'''

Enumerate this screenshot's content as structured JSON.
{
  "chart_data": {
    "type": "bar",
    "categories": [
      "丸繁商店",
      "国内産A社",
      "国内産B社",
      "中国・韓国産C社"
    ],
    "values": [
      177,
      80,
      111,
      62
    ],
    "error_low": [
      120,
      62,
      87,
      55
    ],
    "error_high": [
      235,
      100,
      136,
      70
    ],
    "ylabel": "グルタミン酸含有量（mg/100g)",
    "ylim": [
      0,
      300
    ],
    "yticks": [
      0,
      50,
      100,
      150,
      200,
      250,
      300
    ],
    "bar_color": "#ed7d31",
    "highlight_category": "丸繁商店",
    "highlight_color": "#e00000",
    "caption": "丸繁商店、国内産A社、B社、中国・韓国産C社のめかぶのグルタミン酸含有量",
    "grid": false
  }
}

'''
'''

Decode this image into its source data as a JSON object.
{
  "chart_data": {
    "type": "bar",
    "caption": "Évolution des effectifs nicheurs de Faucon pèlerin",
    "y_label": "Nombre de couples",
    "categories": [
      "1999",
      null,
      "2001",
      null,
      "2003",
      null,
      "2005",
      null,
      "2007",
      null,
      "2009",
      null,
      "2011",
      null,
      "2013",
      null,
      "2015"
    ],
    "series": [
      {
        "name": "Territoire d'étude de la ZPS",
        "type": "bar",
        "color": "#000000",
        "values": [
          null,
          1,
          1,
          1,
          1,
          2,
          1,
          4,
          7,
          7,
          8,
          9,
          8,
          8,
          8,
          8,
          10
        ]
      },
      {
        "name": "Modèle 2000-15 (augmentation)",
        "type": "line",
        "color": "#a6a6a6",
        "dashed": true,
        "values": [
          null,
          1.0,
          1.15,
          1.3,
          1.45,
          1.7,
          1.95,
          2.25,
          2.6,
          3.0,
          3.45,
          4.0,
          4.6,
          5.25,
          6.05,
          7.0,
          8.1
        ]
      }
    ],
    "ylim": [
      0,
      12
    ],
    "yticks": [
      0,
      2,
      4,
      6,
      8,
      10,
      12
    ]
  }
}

'''

WHAT IS EXPECTED »
Identify the lines that contain the string "caption", and copy every one of them.

TASK RESPONSE »
    "caption": "丸繁商店、国内産A社、B社、中国・韓国産C社のめかぶのグルタミン酸含有量",
    "caption": "Évolution des effectifs nicheurs de Faucon pèlerin",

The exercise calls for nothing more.